- What is being asked
Below is some material; set it all down exactly, apart from the pictures.

-=-=-

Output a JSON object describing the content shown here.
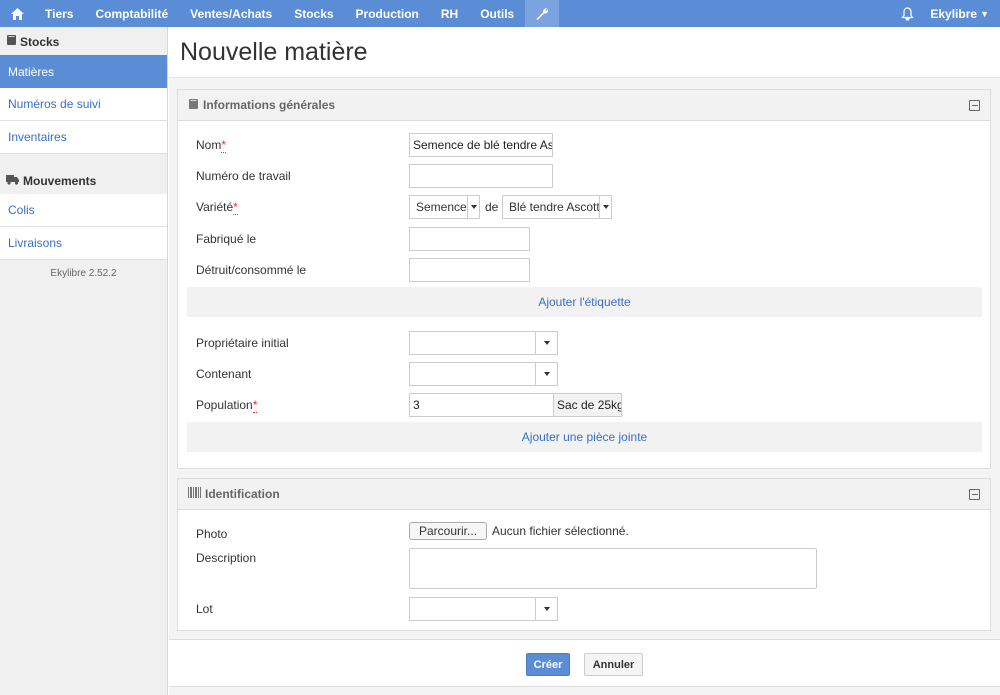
{
  "nav": {
    "home_icon": "home-icon",
    "items": [
      "Tiers",
      "Comptabilité",
      "Ventes/Achats",
      "Stocks",
      "Production",
      "RH",
      "Outils"
    ],
    "tools_icon": "wrench-icon",
    "bell_icon": "bell-icon",
    "user": "Ekylibre",
    "accent": "#5b8dd6"
  },
  "sidebar": {
    "section1": "Stocks",
    "section1_items": [
      "Matières",
      "Numéros de suivi",
      "Inventaires"
    ],
    "section2": "Mouvements",
    "section2_items": [
      "Colis",
      "Livraisons"
    ],
    "version": "Ekylibre 2.52.2",
    "active": "Matières"
  },
  "page": {
    "title": "Nouvelle matière"
  },
  "general": {
    "title": "Informations générales",
    "nom_label": "Nom",
    "nom_value": "Semence de blé tendre Ascott",
    "numero_label": "Numéro de travail",
    "numero_value": "",
    "variete_label": "Variété",
    "variete_type": "Semence",
    "variete_de": "de",
    "variete_value": "Blé tendre Ascott",
    "fabrique_label": "Fabriqué le",
    "detruit_label": "Détruit/consommé le",
    "add_label": "Ajouter l'étiquette",
    "proprietaire_label": "Propriétaire initial",
    "contenant_label": "Contenant",
    "population_label": "Population",
    "population_value": "3",
    "population_unit": "Sac de 25kg",
    "add_attachment": "Ajouter une pièce jointe"
  },
  "identification": {
    "title": "Identification",
    "photo_label": "Photo",
    "browse_label": "Parcourir...",
    "no_file": "Aucun fichier sélectionné.",
    "description_label": "Description",
    "lot_label": "Lot"
  },
  "actions": {
    "create": "Créer",
    "cancel": "Annuler"
  }
}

-=-=-

- Complete output
Output a JSON object describing the content shown here.
{
  "nav": {
    "home_icon": "home-icon",
    "items": [
      "Tiers",
      "Comptabilité",
      "Ventes/Achats",
      "Stocks",
      "Production",
      "RH",
      "Outils"
    ],
    "tools_icon": "wrench-icon",
    "bell_icon": "bell-icon",
    "user": "Ekylibre",
    "accent": "#5b8dd6"
  },
  "sidebar": {
    "section1": "Stocks",
    "section1_items": [
      "Matières",
      "Numéros de suivi",
      "Inventaires"
    ],
    "section2": "Mouvements",
    "section2_items": [
      "Colis",
      "Livraisons"
    ],
    "version": "Ekylibre 2.52.2",
    "active": "Matières"
  },
  "page": {
    "title": "Nouvelle matière"
  },
  "general": {
    "title": "Informations générales",
    "nom_label": "Nom",
    "nom_value": "Semence de blé tendre Ascott",
    "numero_label": "Numéro de travail",
    "numero_value": "",
    "variete_label": "Variété",
    "variete_type": "Semence",
    "variete_de": "de",
    "variete_value": "Blé tendre Ascott",
    "fabrique_label": "Fabriqué le",
    "detruit_label": "Détruit/consommé le",
    "add_label": "Ajouter l'étiquette",
    "proprietaire_label": "Propriétaire initial",
    "contenant_label": "Contenant",
    "population_label": "Population",
    "population_value": "3",
    "population_unit": "Sac de 25kg",
    "add_attachment": "Ajouter une pièce jointe"
  },
  "identification": {
    "title": "Identification",
    "photo_label": "Photo",
    "browse_label": "Parcourir...",
    "no_file": "Aucun fichier sélectionné.",
    "description_label": "Description",
    "lot_label": "Lot"
  },
  "actions": {
    "create": "Créer",
    "cancel": "Annuler"
  }
}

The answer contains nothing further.